▶ _Questions to answer_
**A)** List every negative feeling or condition that the text on imposter syndrome says this form of intellectual self-doubt can intensify or lead to.
**B)** In the text on imposter syndrome, copy word for word the passage from "Imposter syndrome or" up to and including "as a phony.".

▶ _Document text_
━━━━━━━━━━━━━━━━━━━━━━━━━━━━━━
Overcoming Imposter Syndrome as an Artist

For most of my career I’ve felt like I don’t know what I’m doing. I worry that I’m not good enough or deserving to call myself an artist. I often have to give myself pep talks or take on the “fake it ’til you make it” persona to push through my anxiety.

I also have a hard time remembering all of my achievements and will quickly move on to the next big goal without fully appreciating the gravity of my wins. I discount them and get overwhelmed by what is required of me to achieve the next goal because I’m afraid of making a mistake that will cause me to fail. I’ll procrastinate and tell myself that if I research enough, I’ll find the magic formula that will suddenly make everything better and easier.

Over time, I’ve come to realize that these are the characteristic feelings of imposter syndrome. 

Overcoming Imposter Syndrome as an Artist | Sketch Design Repeat

Imposter syndrome or imposter phenomenon is a concept that was first developed in the 1970s by psychologists Suzanna Imes and Pauline Rose Clance. Although it’s often called a syndrome, it isn’t a diagnosable mental illness. However, it’s widely acknowledged as a very definite form of intellectual self-doubt that can intensify negative feelings of insecurity and stress, often leading to anxiety and depression. It’s an internal belief that people generally don’t talk about it because they are afraid of being exposed as a phony.
━━━━━━━━━━━━━━━━━━━━━━━━━━━━━━
▶ _Material provided_
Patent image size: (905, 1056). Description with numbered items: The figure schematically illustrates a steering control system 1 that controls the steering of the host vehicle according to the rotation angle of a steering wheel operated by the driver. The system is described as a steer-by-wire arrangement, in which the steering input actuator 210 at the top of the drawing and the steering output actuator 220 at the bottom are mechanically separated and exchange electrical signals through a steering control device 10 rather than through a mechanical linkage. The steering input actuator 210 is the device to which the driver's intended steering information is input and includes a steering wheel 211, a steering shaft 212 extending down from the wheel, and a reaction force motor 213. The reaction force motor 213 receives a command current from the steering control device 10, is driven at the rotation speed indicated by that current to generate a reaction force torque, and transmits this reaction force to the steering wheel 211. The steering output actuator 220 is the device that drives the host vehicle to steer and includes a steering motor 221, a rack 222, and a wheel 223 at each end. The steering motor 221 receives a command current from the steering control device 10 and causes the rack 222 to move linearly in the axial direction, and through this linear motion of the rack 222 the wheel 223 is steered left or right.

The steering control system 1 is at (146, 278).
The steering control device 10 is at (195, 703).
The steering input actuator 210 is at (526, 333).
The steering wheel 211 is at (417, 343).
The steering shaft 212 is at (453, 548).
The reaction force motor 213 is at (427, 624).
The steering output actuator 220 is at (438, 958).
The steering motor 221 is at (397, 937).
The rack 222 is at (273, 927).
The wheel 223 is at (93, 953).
━━━━━━━━━━━━━━━━━━━━━━━━━━━━━━
▶ _Task results_
**A)** insecurity, stress, anxiety, depression

**B)**
Imposter syndrome or imposter phenomenon is a concept that was first developed in the 1970s by psychologists Suzanna Imes and Pauline Rose Clance. Although it’s often called a syndrome, it isn’t a diagnosable mental illness. However, it’s widely acknowledged as a very definite form of intellectual self-doubt that can intensify negative feelings of insecurity and stress, often leading to anxiety and depression. It’s an internal belief that people generally don’t talk about it because they are afraid of being exposed as a phony.